-- SET TASK --
Check every line of the entries for "Standard", and copy the lines that hold it.

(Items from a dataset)
☆ ☆ ☆

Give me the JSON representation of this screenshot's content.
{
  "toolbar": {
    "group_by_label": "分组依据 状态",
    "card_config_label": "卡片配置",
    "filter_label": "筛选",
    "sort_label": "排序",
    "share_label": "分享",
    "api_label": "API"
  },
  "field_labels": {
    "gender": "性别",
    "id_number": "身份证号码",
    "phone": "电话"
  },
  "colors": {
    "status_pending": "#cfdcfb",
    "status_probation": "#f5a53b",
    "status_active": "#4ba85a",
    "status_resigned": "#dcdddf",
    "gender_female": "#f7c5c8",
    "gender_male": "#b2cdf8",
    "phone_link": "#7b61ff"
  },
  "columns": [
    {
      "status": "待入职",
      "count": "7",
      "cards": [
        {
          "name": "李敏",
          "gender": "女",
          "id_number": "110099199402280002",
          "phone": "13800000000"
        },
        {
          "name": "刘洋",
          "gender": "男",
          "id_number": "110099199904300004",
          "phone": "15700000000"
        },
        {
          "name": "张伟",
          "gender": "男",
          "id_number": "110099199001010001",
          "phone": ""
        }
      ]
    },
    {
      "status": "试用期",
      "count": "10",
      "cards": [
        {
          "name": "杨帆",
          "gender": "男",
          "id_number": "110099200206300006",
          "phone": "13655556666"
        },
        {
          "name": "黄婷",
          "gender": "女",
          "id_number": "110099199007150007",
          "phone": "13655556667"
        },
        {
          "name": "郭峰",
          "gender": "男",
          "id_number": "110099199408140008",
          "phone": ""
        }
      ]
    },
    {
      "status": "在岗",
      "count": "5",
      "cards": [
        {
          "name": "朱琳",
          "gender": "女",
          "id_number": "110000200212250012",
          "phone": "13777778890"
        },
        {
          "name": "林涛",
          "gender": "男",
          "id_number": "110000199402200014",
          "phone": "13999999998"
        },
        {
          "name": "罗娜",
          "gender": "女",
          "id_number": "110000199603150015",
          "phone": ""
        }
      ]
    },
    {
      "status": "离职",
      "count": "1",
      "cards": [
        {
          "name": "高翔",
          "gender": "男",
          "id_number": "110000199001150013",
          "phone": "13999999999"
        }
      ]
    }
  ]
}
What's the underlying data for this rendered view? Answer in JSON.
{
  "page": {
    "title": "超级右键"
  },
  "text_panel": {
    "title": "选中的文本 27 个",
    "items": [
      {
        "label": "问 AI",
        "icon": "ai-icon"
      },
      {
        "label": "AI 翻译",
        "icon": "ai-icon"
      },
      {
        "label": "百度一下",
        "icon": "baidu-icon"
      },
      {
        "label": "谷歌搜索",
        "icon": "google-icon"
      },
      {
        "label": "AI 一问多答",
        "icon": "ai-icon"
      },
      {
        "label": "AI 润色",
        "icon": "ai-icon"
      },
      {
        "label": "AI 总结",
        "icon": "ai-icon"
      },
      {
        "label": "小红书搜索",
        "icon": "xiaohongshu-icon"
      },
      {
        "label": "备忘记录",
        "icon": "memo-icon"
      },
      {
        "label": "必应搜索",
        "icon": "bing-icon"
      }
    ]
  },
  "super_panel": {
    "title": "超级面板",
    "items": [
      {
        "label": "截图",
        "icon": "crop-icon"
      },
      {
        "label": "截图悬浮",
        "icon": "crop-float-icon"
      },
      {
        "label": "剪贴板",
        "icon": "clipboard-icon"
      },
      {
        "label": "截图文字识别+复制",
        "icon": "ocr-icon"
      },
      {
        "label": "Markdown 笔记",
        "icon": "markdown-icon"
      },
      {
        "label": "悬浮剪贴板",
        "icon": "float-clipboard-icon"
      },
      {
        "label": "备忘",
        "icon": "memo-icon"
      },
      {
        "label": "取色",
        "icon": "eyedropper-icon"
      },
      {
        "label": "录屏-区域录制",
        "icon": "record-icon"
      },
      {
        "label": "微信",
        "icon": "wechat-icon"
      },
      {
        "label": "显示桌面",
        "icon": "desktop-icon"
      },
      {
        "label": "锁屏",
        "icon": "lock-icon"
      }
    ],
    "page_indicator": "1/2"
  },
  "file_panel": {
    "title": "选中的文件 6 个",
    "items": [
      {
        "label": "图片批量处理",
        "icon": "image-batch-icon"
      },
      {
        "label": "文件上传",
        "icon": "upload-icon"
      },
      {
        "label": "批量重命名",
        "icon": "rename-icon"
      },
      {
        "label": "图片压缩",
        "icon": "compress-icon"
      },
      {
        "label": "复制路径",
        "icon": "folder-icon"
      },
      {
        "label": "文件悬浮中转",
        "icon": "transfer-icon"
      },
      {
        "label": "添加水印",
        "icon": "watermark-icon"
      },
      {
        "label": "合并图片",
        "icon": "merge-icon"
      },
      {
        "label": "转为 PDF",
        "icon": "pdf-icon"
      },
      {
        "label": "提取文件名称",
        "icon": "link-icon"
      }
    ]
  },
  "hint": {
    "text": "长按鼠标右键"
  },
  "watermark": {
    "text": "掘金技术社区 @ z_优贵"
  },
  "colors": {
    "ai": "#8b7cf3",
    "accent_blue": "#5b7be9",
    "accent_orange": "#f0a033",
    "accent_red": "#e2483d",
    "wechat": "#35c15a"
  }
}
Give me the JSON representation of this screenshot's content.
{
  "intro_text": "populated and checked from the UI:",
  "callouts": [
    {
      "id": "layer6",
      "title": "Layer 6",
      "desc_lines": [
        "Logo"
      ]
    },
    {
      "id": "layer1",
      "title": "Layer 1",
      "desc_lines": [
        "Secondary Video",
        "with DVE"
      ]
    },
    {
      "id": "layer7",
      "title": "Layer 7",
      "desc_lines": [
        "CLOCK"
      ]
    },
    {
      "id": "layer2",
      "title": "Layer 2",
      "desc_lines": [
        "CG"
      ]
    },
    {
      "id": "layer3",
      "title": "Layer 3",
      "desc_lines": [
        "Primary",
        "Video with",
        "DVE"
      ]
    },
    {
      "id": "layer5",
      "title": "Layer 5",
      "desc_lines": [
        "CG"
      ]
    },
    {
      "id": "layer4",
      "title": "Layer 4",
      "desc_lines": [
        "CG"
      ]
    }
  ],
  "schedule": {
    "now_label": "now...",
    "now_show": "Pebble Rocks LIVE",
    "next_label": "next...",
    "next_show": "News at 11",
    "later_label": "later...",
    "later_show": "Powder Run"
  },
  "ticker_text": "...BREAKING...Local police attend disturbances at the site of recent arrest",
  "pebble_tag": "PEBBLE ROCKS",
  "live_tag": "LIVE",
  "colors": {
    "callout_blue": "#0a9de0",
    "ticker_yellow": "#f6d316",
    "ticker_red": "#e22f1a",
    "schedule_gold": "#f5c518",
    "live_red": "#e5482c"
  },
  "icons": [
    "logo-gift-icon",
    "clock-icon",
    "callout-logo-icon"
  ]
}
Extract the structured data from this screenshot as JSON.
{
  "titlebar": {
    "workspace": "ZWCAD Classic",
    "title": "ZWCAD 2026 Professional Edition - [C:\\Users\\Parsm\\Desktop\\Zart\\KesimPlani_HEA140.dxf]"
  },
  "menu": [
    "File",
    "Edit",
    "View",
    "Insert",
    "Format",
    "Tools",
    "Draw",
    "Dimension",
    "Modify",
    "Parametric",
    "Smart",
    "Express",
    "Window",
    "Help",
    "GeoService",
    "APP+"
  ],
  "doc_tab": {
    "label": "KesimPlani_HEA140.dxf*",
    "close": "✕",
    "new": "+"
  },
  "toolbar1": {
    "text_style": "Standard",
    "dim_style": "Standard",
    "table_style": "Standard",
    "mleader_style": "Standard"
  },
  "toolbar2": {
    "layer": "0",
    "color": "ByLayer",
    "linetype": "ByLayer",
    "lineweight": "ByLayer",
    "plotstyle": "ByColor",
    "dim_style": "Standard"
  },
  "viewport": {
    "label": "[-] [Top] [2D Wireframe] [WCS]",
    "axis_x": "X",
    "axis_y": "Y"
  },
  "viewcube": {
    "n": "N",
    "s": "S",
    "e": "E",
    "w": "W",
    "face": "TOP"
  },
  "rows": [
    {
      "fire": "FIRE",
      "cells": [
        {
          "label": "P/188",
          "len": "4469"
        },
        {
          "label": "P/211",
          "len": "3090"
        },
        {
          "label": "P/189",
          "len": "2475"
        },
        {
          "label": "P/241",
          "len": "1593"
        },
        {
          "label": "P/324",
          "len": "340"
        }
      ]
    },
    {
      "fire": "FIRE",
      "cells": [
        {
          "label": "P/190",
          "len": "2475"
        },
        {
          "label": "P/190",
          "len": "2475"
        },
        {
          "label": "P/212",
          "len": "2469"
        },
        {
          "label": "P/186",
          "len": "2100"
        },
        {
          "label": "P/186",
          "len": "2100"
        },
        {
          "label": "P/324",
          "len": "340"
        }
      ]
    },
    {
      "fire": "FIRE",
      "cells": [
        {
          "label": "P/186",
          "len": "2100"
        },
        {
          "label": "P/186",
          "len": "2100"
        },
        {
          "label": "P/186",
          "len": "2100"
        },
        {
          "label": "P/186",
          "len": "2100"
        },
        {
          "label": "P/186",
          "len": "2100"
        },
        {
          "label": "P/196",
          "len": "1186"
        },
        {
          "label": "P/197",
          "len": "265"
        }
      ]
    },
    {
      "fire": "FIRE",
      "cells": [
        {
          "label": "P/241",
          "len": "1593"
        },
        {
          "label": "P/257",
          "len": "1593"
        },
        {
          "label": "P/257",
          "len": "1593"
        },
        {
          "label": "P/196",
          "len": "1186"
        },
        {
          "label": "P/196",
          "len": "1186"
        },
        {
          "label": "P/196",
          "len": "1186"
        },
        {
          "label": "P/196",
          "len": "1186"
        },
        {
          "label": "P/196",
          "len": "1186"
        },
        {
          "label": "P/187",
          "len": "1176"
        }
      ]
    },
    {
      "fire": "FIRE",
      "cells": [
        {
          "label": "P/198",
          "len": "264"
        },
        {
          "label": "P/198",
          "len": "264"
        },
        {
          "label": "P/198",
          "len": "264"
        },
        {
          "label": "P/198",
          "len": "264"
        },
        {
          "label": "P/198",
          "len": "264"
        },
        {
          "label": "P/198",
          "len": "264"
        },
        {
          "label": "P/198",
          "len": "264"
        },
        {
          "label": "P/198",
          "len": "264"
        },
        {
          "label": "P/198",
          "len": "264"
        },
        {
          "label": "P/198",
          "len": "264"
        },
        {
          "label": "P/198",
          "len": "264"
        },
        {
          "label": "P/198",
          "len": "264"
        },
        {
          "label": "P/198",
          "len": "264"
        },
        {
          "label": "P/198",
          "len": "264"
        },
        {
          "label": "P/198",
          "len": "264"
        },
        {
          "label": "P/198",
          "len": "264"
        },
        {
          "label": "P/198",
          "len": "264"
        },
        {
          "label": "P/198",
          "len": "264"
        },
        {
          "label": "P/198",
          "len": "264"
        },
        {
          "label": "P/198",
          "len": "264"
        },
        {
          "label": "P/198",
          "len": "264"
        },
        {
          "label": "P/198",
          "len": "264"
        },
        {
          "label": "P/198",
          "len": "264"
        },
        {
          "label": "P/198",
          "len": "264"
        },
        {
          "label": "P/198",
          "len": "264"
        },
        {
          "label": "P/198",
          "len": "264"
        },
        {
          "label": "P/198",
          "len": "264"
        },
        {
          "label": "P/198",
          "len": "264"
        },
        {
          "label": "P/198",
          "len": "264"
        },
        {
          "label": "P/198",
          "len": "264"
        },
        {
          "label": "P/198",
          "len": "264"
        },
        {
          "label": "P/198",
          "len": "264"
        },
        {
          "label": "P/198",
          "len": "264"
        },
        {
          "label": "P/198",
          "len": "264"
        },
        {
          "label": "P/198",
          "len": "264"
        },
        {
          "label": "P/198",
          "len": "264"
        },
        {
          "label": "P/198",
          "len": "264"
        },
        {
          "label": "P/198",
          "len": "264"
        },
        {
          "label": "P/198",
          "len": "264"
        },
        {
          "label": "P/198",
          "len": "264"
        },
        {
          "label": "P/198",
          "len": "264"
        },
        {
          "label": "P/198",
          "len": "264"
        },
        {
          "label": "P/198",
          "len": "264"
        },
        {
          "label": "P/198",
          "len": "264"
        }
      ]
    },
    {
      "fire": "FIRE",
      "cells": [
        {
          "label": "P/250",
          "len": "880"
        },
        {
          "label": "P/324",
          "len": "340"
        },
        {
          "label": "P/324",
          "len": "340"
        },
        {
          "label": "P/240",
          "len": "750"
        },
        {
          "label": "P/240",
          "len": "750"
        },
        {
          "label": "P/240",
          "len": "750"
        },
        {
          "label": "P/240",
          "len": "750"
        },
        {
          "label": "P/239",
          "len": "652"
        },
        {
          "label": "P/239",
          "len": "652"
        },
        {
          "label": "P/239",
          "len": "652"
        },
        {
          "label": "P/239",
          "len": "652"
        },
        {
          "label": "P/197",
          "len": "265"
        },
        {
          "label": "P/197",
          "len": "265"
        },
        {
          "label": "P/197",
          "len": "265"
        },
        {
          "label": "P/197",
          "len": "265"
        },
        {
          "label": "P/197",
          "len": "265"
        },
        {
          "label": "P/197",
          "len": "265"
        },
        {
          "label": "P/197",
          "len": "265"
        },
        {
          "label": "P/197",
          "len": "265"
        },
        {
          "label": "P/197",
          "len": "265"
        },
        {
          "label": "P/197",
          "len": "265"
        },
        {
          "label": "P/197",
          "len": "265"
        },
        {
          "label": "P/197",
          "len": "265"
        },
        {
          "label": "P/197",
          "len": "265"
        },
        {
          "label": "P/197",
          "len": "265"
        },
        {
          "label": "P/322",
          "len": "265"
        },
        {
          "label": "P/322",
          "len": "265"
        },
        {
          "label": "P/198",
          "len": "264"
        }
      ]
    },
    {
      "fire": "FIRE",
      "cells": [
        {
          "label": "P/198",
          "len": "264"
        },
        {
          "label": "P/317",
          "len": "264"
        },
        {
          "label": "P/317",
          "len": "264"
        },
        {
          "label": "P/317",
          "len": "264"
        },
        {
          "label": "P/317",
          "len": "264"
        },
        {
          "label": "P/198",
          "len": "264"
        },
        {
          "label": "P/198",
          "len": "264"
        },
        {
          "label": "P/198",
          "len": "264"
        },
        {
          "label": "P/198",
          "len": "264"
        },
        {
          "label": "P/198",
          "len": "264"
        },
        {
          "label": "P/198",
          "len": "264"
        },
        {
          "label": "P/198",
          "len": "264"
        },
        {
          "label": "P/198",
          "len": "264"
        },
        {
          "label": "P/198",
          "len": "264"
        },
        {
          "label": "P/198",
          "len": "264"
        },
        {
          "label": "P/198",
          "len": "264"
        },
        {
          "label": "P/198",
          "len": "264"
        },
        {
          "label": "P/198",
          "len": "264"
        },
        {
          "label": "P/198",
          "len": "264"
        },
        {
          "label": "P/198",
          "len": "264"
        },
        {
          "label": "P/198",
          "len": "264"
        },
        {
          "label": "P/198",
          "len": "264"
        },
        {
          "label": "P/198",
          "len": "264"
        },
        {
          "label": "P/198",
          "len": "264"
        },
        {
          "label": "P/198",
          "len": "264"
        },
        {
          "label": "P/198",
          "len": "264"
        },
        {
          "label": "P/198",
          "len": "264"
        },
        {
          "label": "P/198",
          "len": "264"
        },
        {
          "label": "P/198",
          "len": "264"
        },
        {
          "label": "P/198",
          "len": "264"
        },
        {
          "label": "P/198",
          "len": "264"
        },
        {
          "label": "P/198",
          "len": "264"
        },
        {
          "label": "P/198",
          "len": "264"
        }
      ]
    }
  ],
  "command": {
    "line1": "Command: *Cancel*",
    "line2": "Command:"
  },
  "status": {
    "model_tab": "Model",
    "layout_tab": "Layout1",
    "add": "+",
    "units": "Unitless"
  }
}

☆ ☆ ☆

-- OUTPUT --
    "text_style": "Standard",
    "dim_style": "Standard",
    "table_style": "Standard",
    "mleader_style": "Standard"
    "dim_style": "Standard"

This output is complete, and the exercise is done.